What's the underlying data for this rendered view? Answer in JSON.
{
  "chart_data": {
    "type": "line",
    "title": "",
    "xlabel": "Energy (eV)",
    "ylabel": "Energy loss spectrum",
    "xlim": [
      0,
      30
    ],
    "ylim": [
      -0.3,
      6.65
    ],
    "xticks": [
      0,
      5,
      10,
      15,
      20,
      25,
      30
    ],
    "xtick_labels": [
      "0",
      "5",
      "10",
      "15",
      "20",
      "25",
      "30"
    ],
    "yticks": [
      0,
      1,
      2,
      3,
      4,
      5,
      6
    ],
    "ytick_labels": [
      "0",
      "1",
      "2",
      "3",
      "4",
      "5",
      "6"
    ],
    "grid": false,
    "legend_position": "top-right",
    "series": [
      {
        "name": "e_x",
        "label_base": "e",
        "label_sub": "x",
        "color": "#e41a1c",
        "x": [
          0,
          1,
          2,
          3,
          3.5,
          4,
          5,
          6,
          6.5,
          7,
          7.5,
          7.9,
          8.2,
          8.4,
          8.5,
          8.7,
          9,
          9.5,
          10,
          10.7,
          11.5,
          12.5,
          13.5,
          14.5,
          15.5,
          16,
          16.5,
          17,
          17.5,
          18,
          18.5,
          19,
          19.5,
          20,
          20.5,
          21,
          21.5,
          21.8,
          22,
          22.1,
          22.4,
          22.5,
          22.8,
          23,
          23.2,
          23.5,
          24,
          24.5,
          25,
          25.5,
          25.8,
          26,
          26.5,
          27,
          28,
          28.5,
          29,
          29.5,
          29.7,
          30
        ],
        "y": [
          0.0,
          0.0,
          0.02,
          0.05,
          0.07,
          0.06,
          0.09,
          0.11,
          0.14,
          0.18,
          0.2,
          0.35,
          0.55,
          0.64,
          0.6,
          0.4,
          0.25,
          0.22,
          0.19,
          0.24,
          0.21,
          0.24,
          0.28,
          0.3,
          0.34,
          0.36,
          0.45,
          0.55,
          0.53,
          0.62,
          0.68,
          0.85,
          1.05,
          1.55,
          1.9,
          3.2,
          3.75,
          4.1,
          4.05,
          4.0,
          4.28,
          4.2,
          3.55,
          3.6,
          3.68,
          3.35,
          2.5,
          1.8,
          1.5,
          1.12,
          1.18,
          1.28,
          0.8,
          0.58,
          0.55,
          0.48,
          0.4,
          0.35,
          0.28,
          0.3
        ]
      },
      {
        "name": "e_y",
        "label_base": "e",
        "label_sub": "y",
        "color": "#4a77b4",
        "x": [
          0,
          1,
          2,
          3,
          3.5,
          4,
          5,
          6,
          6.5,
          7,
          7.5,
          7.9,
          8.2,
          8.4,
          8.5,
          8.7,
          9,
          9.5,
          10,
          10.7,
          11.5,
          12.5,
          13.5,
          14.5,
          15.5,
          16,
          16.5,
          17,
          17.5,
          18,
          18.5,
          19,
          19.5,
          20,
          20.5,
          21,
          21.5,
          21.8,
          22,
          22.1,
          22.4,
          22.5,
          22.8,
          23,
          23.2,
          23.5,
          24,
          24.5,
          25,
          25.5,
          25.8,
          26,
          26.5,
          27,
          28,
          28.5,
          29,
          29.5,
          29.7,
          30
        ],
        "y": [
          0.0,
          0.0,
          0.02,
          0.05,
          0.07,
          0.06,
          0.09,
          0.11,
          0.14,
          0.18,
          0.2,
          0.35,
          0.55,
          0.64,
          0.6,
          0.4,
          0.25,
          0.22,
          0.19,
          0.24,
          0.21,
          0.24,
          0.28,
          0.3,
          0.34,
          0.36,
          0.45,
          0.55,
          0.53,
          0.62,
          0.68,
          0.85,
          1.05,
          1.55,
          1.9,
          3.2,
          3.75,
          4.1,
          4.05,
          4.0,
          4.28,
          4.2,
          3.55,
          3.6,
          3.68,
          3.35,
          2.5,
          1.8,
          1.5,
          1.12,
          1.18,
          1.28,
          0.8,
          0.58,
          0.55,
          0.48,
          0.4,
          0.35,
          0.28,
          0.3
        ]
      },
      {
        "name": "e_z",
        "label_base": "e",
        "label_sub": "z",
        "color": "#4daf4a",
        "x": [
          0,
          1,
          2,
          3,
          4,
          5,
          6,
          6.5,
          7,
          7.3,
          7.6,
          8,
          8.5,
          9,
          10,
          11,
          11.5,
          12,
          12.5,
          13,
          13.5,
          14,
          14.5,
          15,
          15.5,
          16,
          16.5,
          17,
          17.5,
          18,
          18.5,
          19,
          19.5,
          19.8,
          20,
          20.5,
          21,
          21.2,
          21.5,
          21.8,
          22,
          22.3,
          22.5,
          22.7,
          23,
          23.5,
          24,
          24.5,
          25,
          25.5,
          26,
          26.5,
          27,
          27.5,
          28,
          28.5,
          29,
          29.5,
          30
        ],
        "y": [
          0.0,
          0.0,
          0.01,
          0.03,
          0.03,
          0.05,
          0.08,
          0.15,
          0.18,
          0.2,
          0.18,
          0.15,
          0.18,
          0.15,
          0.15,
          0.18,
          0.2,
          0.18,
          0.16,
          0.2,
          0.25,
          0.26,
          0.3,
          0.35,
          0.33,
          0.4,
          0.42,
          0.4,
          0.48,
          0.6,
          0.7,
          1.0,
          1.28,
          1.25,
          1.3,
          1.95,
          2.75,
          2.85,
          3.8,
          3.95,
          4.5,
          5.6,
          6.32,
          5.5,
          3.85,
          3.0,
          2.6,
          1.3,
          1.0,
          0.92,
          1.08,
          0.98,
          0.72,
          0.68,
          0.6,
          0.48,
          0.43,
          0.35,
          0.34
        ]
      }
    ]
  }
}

---

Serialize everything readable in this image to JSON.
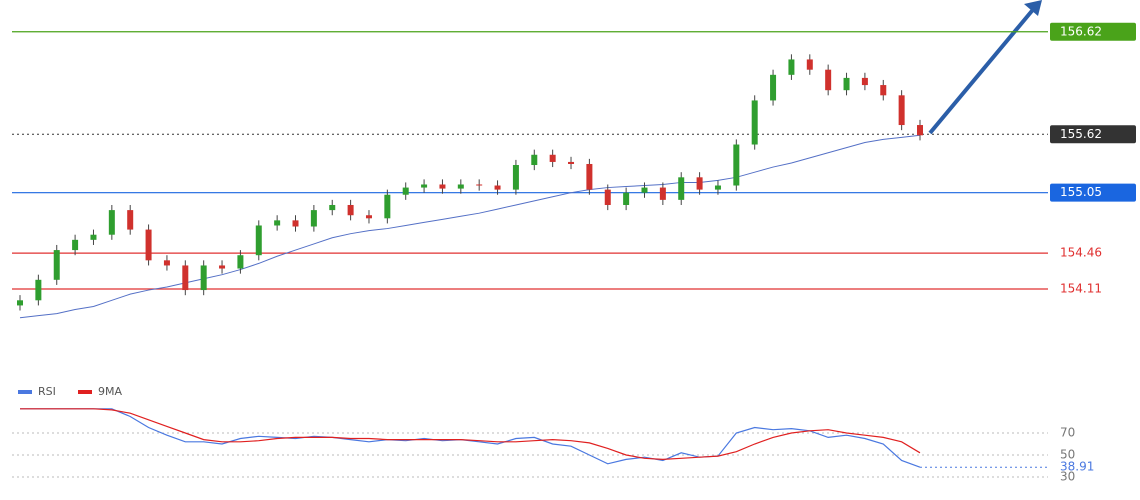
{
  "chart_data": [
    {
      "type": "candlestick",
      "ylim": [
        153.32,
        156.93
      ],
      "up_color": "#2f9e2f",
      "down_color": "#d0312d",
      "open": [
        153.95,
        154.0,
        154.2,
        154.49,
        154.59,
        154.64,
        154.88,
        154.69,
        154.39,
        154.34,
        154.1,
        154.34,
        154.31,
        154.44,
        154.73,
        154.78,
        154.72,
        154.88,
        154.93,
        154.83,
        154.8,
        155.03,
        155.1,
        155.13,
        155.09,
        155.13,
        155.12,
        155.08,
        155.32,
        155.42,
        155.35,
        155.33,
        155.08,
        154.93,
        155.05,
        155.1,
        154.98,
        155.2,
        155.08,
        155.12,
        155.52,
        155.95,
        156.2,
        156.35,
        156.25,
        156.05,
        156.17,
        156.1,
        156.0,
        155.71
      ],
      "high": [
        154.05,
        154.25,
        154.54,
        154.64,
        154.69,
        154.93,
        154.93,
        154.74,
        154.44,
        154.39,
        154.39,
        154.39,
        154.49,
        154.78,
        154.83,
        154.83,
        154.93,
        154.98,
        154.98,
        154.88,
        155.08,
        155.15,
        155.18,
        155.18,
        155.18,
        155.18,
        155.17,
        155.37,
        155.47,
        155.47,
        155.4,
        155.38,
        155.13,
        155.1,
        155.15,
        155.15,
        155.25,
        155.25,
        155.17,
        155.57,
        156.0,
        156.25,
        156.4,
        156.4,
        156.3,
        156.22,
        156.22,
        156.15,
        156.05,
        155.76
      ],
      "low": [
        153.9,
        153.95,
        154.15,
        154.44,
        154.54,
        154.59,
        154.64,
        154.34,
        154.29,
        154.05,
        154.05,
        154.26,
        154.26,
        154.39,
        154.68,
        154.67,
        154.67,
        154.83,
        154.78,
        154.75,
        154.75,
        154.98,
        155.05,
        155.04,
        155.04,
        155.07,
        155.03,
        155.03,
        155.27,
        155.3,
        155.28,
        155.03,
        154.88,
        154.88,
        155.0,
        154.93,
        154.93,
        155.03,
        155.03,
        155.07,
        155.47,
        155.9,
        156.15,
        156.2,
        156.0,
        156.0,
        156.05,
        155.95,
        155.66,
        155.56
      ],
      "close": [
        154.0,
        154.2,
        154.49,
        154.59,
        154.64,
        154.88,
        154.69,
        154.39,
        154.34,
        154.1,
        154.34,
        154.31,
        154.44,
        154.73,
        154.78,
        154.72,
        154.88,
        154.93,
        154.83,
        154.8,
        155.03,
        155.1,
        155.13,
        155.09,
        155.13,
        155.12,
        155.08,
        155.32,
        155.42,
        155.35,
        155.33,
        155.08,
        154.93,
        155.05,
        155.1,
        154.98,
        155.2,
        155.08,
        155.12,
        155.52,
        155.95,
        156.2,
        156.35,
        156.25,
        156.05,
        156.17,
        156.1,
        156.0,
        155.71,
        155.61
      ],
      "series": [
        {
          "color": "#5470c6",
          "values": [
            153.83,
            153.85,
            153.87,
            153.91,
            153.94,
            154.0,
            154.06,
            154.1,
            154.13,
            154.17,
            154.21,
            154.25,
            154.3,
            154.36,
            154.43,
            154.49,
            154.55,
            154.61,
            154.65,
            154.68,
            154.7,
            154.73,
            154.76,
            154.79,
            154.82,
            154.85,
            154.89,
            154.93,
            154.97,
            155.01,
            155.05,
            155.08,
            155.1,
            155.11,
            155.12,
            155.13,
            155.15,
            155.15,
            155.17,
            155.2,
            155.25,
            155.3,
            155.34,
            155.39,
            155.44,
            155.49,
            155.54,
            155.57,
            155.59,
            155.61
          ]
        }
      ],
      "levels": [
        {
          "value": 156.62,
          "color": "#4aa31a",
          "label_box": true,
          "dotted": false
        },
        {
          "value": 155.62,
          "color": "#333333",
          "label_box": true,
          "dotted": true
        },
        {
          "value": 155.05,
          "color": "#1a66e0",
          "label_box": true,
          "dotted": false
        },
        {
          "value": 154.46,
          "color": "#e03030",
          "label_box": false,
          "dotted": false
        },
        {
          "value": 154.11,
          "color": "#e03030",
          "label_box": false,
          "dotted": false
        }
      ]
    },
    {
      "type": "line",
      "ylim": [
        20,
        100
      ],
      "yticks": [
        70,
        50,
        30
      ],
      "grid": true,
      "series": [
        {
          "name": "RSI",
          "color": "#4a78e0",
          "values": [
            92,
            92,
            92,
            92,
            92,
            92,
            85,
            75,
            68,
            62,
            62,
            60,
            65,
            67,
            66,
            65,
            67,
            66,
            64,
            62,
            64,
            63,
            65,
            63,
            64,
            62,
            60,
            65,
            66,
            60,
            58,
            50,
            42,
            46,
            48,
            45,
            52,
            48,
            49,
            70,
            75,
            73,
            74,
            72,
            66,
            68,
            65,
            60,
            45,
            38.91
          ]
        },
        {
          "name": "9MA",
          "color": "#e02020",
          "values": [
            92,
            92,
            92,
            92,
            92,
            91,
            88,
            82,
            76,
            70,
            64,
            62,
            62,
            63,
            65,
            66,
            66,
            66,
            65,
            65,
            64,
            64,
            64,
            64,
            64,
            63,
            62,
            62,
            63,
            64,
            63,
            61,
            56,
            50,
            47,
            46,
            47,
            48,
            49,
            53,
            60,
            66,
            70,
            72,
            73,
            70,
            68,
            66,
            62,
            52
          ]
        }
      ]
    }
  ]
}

* * *

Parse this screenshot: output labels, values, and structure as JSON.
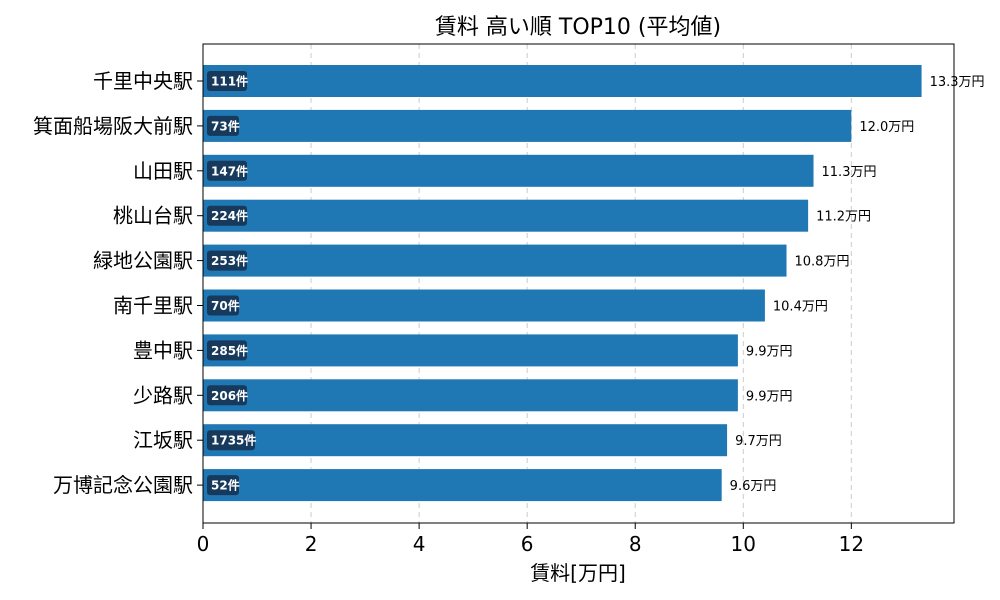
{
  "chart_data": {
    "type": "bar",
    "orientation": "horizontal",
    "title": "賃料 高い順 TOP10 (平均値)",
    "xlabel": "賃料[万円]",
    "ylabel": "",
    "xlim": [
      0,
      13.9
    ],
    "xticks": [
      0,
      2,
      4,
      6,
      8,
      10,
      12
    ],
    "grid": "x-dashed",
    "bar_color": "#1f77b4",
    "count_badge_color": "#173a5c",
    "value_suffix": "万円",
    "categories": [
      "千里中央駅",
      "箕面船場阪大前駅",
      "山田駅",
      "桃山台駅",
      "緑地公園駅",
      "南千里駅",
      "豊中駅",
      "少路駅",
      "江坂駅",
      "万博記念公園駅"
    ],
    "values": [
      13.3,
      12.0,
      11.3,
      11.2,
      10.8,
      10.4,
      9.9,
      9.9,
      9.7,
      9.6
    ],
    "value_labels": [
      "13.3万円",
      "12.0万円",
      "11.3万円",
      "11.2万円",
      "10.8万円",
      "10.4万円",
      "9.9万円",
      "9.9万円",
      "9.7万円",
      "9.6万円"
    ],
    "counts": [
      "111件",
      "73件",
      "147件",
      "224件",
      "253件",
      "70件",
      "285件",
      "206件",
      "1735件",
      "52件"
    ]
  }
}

## YOUR OBJECTIVE
Look through the entries above. Extract each line with the word "this".

## REPLY
What's the underlying data for this rendered view? Answer in JSON.
Serialize everything readable in this image to JSON.
Parse this screenshot: output labels, values, and structure as JSON.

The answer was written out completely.